§ What the task asks:
Leave the pictures out, and print everything else in the records exactly.

§ Material for this exercise:

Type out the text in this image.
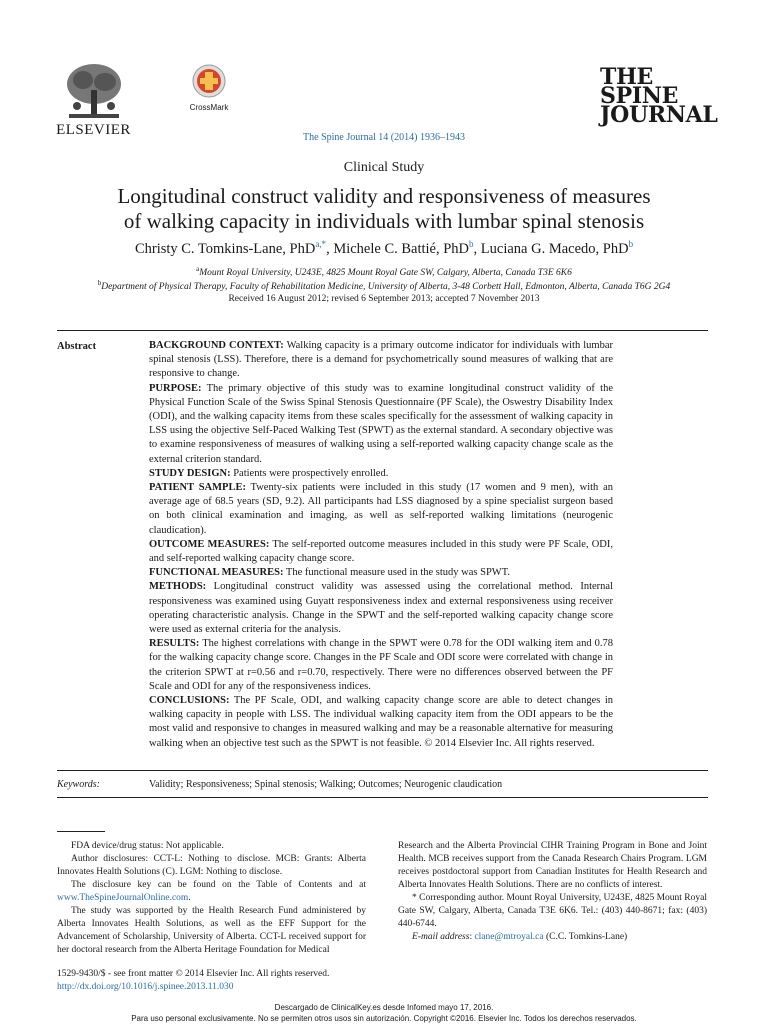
ELSEVIER
CrossMark
THE
SPINE
JOURNAL
The Spine Journal 14 (2014) 1936–1943
Clinical Study
Longitudinal construct validity and responsiveness of measures
of walking capacity in individuals with lumbar spinal stenosis
Christy C. Tomkins-Lane, PhD$^{a,*}$, Michele C. Battié, PhD$^b$, Luciana G. Macedo, PhD$^b$
$^a$Mount Royal University, U243E, 4825 Mount Royal Gate SW, Calgary, Alberta, Canada T3E 6K6
$^b$Department of Physical Therapy, Faculty of Rehabilitation Medicine, University of Alberta, 3-48 Corbett Hall, Edmonton, Alberta, Canada T6G 2G4
Received 16 August 2012; revised 6 September 2013; accepted 7 November 2013
Abstract	BACKGROUND CONTEXT: Walking capacity is a primary outcome indicator for individuals with lumbar spinal stenosis (LSS). Therefore, there is a demand for psychometrically sound measures of walking that are responsive to change.

PURPOSE: The primary objective of this study was to examine longitudinal construct validity of the Physical Function Scale of the Swiss Spinal Stenosis Questionnaire (PF Scale), the Oswestry Disability Index (ODI), and the walking capacity items from these scales specifically for the assessment of walking capacity in LSS using the objective Self-Paced Walking Test (SPWT) as the external standard. A secondary objective was to examine responsiveness of measures of walking using a self-reported walking capacity change scale as the external criterion standard.

STUDY DESIGN: Patients were prospectively enrolled.

PATIENT SAMPLE: Twenty-six patients were included in this study (17 women and 9 men), with an average age of 68.5 years (SD, 9.2). All participants had LSS diagnosed by a spine specialist surgeon based on both clinical examination and imaging, as well as self-reported walking limitations (neurogenic claudication).

OUTCOME MEASURES: The self-reported outcome measures included in this study were PF Scale, ODI, and self-reported walking capacity change score.

FUNCTIONAL MEASURES: The functional measure used in the study was SPWT.

METHODS: Longitudinal construct validity was assessed using the correlational method. Internal responsiveness was examined using Guyatt responsiveness index and external responsiveness using receiver operating characteristic analysis. Change in the SPWT and the self-reported walking capacity change score were used as external criteria for the analysis.

RESULTS: The highest correlations with change in the SPWT were 0.78 for the ODI walking item and 0.78 for the walking capacity change score. Changes in the PF Scale and ODI score were correlated with change in the criterion SPWT at r=0.56 and r=0.70, respectively. There were no differences observed between the PF Scale and ODI for any of the responsiveness indices.

CONCLUSIONS: The PF Scale, ODI, and walking capacity change score are able to detect changes in walking capacity in people with LSS. The individual walking capacity item from the ODI appears to be the most valid and responsive to changes in measured walking and may be a reasonable alternative for measuring walking when an objective test such as the SPWT is not feasible. © 2014 Elsevier Inc. All rights reserved.

Keywords:	Validity; Responsiveness; Spinal stenosis; Walking; Outcomes; Neurogenic claudication

FDA device/drug status: Not applicable.

Author disclosures: CCT-L: Nothing to disclose. MCB: Grants: Alberta Innovates Health Solutions (C). LGM: Nothing to disclose.

The disclosure key can be found on the Table of Contents and at www.TheSpineJournalOnline.com.

The study was supported by the Health Research Fund administered by Alberta Innovates Health Solutions, as well as the EFF Support for the Advancement of Scholarship, University of Alberta. CCT-L received support for her doctoral research from the Alberta Heritage Foundation for Medical

Research and the Alberta Provincial CIHR Training Program in Bone and Joint Health. MCB receives support from the Canada Research Chairs Program. LGM receives postdoctoral support from Canadian Institutes for Health Research and Alberta Innovates Health Solutions. There are no conflicts of interest.

* Corresponding author. Mount Royal University, U243E, 4825 Mount Royal Gate SW, Calgary, Alberta, Canada T3E 6K6. Tel.: (403) 440-8671; fax: (403) 440-6744.

E-mail address: clane@mtroyal.ca (C.C. Tomkins-Lane)

1529-9430/$ - see front matter © 2014 Elsevier Inc. All rights reserved.
http://dx.doi.org/10.1016/j.spinee.2013.11.030
Descargado de ClinicalKey.es desde Infomed mayo 17, 2016.
Para uso personal exclusivamente. No se permiten otros usos sin autorización. Copyright ©2016. Elsevier Inc. Todos los derechos reservados.
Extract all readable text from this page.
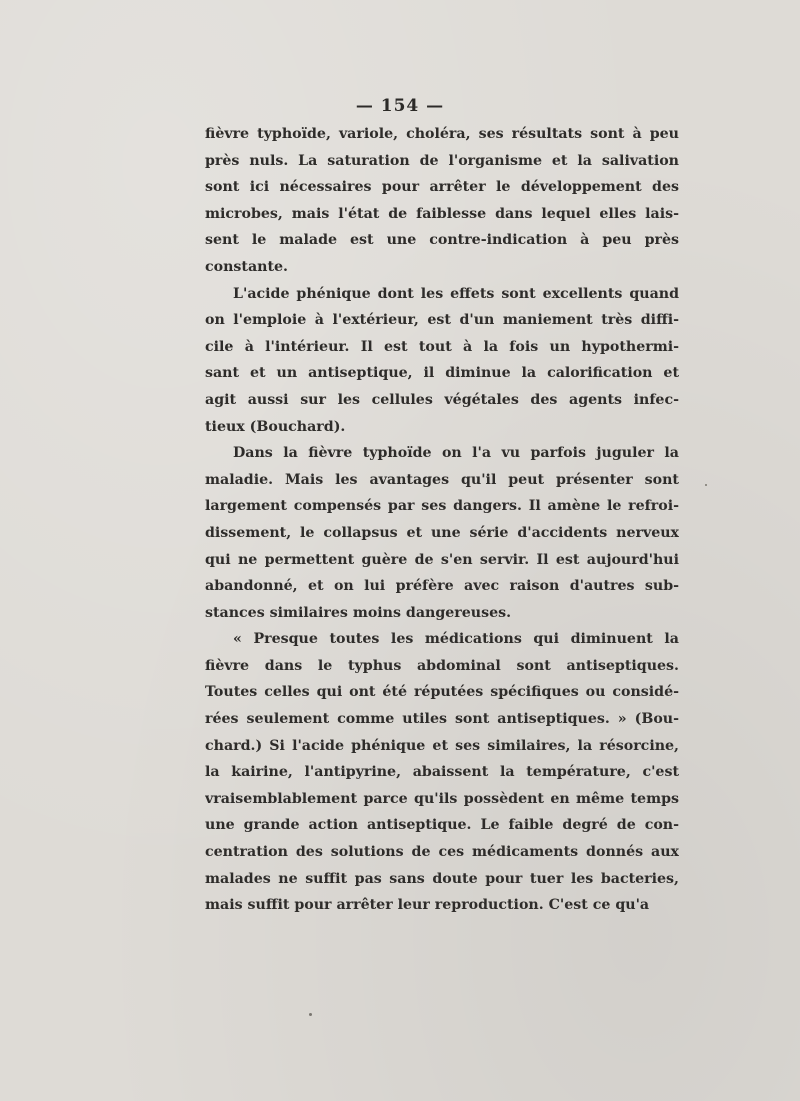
— 154 —
fièvre typhoïde, variole, choléra, ses résultats sont à peu
près nuls. La saturation de l'organisme et la salivation
sont ici nécessaires pour arrêter le développement des
microbes, mais l'état de faiblesse dans lequel elles lais-
sent le malade est une contre-indication à peu près
constante.
L'acide phénique dont les effets sont excellents quand
on l'emploie à l'extérieur, est d'un maniement très diffi-
cile à l'intérieur. Il est tout à la fois un hypothermi-
sant et un antiseptique, il diminue la calorification et
agit aussi sur les cellules végétales des agents infec-
tieux (Bouchard).
Dans la fièvre typhoïde on l'a vu parfois juguler la
maladie. Mais les avantages qu'il peut présenter sont
largement compensés par ses dangers. Il amène le refroi-
dissement, le collapsus et une série d'accidents nerveux
qui ne permettent guère de s'en servir. Il est aujourd'hui
abandonné, et on lui préfère avec raison d'autres sub-
stances similaires moins dangereuses.
« Presque toutes les médications qui diminuent la
fièvre dans le typhus abdominal sont antiseptiques.
Toutes celles qui ont été réputées spécifiques ou considé-
rées seulement comme utiles sont antiseptiques. » (Bou-
chard.) Si l'acide phénique et ses similaires, la résorcine,
la kairine, l'antipyrine, abaissent la température, c'est
vraisemblablement parce qu'ils possèdent en même temps
une grande action antiseptique. Le faible degré de con-
centration des solutions de ces médicaments donnés aux
malades ne suffit pas sans doute pour tuer les bacteries,
mais suffit pour arrêter leur reproduction. C'est ce qu'a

§ Solution for this exercise:
Type out the text in this image.
ELSEVIER
CrossMark
THE
SPINE
JOURNAL
The Spine Journal 14 (2014) 1936–1943
Clinical Study
Longitudinal construct validity and responsiveness of measures
of walking capacity in individuals with lumbar spinal stenosis
Christy C. Tomkins-Lane, PhD$^{a,*}$, Michele C. Battié, PhD$^b$, Luciana G. Macedo, PhD$^b$
$^a$Mount Royal University, U243E, 4825 Mount Royal Gate SW, Calgary, Alberta, Canada T3E 6K6
$^b$Department of Physical Therapy, Faculty of Rehabilitation Medicine, University of Alberta, 3-48 Corbett Hall, Edmonton, Alberta, Canada T6G 2G4
Received 16 August 2012; revised 6 September 2013; accepted 7 November 2013
Abstract	BACKGROUND CONTEXT: Walking capacity is a primary outcome indicator for individuals with lumbar spinal stenosis (LSS). Therefore, there is a demand for psychometrically sound measures of walking that are responsive to change.

PURPOSE: The primary objective of this study was to examine longitudinal construct validity of the Physical Function Scale of the Swiss Spinal Stenosis Questionnaire (PF Scale), the Oswestry Disability Index (ODI), and the walking capacity items from these scales specifically for the assessment of walking capacity in LSS using the objective Self-Paced Walking Test (SPWT) as the external standard. A secondary objective was to examine responsiveness of measures of walking using a self-reported walking capacity change scale as the external criterion standard.

STUDY DESIGN: Patients were prospectively enrolled.

PATIENT SAMPLE: Twenty-six patients were included in this study (17 women and 9 men), with an average age of 68.5 years (SD, 9.2). All participants had LSS diagnosed by a spine specialist surgeon based on both clinical examination and imaging, as well as self-reported walking limitations (neurogenic claudication).

OUTCOME MEASURES: The self-reported outcome measures included in this study were PF Scale, ODI, and self-reported walking capacity change score.

FUNCTIONAL MEASURES: The functional measure used in the study was SPWT.

METHODS: Longitudinal construct validity was assessed using the correlational method. Internal responsiveness was examined using Guyatt responsiveness index and external responsiveness using receiver operating characteristic analysis. Change in the SPWT and the self-reported walking capacity change score were used as external criteria for the analysis.

RESULTS: The highest correlations with change in the SPWT were 0.78 for the ODI walking item and 0.78 for the walking capacity change score. Changes in the PF Scale and ODI score were correlated with change in the criterion SPWT at r=0.56 and r=0.70, respectively. There were no differences observed between the PF Scale and ODI for any of the responsiveness indices.

CONCLUSIONS: The PF Scale, ODI, and walking capacity change score are able to detect changes in walking capacity in people with LSS. The individual walking capacity item from the ODI appears to be the most valid and responsive to changes in measured walking and may be a reasonable alternative for measuring walking when an objective test such as the SPWT is not feasible. © 2014 Elsevier Inc. All rights reserved.

Keywords:	Validity; Responsiveness; Spinal stenosis; Walking; Outcomes; Neurogenic claudication

FDA device/drug status: Not applicable.

Author disclosures: CCT-L: Nothing to disclose. MCB: Grants: Alberta Innovates Health Solutions (C). LGM: Nothing to disclose.

The disclosure key can be found on the Table of Contents and at www.TheSpineJournalOnline.com.

The study was supported by the Health Research Fund administered by Alberta Innovates Health Solutions, as well as the EFF Support for the Advancement of Scholarship, University of Alberta. CCT-L received support for her doctoral research from the Alberta Heritage Foundation for Medical

Research and the Alberta Provincial CIHR Training Program in Bone and Joint Health. MCB receives support from the Canada Research Chairs Program. LGM receives postdoctoral support from Canadian Institutes for Health Research and Alberta Innovates Health Solutions. There are no conflicts of interest.

* Corresponding author. Mount Royal University, U243E, 4825 Mount Royal Gate SW, Calgary, Alberta, Canada T3E 6K6. Tel.: (403) 440-8671; fax: (403) 440-6744.

E-mail address: clane@mtroyal.ca (C.C. Tomkins-Lane)

1529-9430/$ - see front matter © 2014 Elsevier Inc. All rights reserved.
http://dx.doi.org/10.1016/j.spinee.2013.11.030
Descargado de ClinicalKey.es desde Infomed mayo 17, 2016.
Para uso personal exclusivamente. No se permiten otros usos sin autorización. Copyright ©2016. Elsevier Inc. Todos los derechos reservados.
Extract all readable text from this page.
— 154 —
fièvre typhoïde, variole, choléra, ses résultats sont à peu
près nuls. La saturation de l'organisme et la salivation
sont ici nécessaires pour arrêter le développement des
microbes, mais l'état de faiblesse dans lequel elles lais-
sent le malade est une contre-indication à peu près
constante.
L'acide phénique dont les effets sont excellents quand
on l'emploie à l'extérieur, est d'un maniement très diffi-
cile à l'intérieur. Il est tout à la fois un hypothermi-
sant et un antiseptique, il diminue la calorification et
agit aussi sur les cellules végétales des agents infec-
tieux (Bouchard).
Dans la fièvre typhoïde on l'a vu parfois juguler la
maladie. Mais les avantages qu'il peut présenter sont
largement compensés par ses dangers. Il amène le refroi-
dissement, le collapsus et une série d'accidents nerveux
qui ne permettent guère de s'en servir. Il est aujourd'hui
abandonné, et on lui préfère avec raison d'autres sub-
stances similaires moins dangereuses.
« Presque toutes les médications qui diminuent la
fièvre dans le typhus abdominal sont antiseptiques.
Toutes celles qui ont été réputées spécifiques ou considé-
rées seulement comme utiles sont antiseptiques. » (Bou-
chard.) Si l'acide phénique et ses similaires, la résorcine,
la kairine, l'antipyrine, abaissent la température, c'est
vraisemblablement parce qu'ils possèdent en même temps
une grande action antiseptique. Le faible degré de con-
centration des solutions de ces médicaments donnés aux
malades ne suffit pas sans doute pour tuer les bacteries,
mais suffit pour arrêter leur reproduction. C'est ce qu'a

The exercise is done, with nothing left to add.